Given task | Do any lines in the data below contain "along"? If so, copy every one of them.

Data for this task |
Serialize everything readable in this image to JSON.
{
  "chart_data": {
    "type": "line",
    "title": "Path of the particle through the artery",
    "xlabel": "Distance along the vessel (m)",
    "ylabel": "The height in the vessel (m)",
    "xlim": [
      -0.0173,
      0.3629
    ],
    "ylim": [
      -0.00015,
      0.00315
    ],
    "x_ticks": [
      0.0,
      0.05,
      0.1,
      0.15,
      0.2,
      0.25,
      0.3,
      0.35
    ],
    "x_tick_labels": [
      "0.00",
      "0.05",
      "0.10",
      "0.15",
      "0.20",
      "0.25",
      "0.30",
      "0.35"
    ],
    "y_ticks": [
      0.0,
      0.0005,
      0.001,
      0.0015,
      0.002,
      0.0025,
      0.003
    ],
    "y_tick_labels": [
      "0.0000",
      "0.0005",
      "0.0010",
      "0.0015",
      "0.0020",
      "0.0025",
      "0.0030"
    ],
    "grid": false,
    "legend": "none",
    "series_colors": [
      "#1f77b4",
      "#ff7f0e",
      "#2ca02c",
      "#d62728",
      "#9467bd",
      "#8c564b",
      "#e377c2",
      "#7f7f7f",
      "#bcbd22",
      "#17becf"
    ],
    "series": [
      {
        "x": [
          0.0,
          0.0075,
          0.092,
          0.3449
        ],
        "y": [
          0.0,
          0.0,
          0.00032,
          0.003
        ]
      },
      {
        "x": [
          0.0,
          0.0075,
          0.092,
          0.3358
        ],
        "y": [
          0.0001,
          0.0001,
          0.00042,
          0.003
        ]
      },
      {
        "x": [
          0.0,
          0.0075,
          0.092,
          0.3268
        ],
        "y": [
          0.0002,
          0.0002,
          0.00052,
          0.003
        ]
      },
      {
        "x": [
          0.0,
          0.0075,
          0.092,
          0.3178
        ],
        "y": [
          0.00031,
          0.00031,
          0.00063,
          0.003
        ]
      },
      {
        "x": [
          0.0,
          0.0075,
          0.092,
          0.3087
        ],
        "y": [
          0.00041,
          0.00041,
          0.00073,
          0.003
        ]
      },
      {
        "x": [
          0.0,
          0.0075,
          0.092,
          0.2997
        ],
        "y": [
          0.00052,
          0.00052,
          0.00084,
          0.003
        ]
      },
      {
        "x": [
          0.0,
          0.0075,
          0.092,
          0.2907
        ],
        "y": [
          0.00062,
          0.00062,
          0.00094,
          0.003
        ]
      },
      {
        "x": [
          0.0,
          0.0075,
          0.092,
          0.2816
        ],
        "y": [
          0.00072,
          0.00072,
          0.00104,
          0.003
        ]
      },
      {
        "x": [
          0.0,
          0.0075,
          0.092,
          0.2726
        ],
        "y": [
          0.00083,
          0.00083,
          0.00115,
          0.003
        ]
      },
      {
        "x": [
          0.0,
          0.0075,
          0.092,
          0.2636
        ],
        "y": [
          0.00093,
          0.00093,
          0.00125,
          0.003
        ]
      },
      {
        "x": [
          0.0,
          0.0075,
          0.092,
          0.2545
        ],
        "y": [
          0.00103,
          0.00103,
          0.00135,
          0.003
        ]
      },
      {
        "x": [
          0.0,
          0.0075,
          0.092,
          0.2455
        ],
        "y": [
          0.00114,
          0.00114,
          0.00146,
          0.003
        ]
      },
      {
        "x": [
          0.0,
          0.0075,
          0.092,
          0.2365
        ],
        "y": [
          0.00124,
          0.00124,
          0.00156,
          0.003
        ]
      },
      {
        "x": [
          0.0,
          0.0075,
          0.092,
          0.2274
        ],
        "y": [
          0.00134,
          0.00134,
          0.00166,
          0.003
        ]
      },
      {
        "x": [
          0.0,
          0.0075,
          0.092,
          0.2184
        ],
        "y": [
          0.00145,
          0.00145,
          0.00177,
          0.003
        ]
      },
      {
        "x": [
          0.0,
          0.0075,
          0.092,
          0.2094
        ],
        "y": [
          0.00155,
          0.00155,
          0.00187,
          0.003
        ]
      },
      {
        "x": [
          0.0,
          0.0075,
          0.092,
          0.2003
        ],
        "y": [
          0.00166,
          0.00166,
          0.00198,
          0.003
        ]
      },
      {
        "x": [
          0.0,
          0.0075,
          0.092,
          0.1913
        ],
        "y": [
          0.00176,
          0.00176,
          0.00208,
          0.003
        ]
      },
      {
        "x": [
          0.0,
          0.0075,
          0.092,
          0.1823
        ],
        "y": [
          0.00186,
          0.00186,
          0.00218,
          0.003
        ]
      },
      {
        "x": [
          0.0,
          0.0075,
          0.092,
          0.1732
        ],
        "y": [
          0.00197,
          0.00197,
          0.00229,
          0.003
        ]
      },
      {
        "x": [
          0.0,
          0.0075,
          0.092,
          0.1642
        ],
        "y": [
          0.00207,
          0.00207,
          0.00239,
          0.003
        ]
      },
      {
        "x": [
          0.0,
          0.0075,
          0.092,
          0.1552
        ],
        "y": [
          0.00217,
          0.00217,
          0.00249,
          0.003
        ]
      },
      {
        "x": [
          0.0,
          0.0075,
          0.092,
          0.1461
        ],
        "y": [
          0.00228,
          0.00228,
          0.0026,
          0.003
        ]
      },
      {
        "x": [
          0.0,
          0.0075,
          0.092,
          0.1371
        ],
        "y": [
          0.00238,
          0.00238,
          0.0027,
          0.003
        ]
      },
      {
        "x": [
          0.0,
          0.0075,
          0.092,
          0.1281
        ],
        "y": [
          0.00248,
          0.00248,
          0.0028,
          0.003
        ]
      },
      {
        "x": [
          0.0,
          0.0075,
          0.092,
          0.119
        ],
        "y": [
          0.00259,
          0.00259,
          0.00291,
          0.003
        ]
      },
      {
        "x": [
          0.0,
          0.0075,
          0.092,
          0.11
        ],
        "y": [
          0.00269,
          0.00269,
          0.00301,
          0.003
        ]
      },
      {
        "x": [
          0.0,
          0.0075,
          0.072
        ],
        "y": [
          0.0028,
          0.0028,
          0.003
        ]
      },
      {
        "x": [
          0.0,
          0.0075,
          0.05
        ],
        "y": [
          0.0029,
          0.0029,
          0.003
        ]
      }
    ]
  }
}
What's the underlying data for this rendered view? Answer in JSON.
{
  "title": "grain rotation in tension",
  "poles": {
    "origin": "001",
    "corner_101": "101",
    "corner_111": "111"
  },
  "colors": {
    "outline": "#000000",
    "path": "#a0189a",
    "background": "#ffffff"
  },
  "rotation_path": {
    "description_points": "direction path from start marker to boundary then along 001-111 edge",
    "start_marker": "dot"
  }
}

Answer in full |
    "xlabel": "Distance along the vessel (m)",
    "description_points": "direction path from start marker to boundary then along 001-111 edge",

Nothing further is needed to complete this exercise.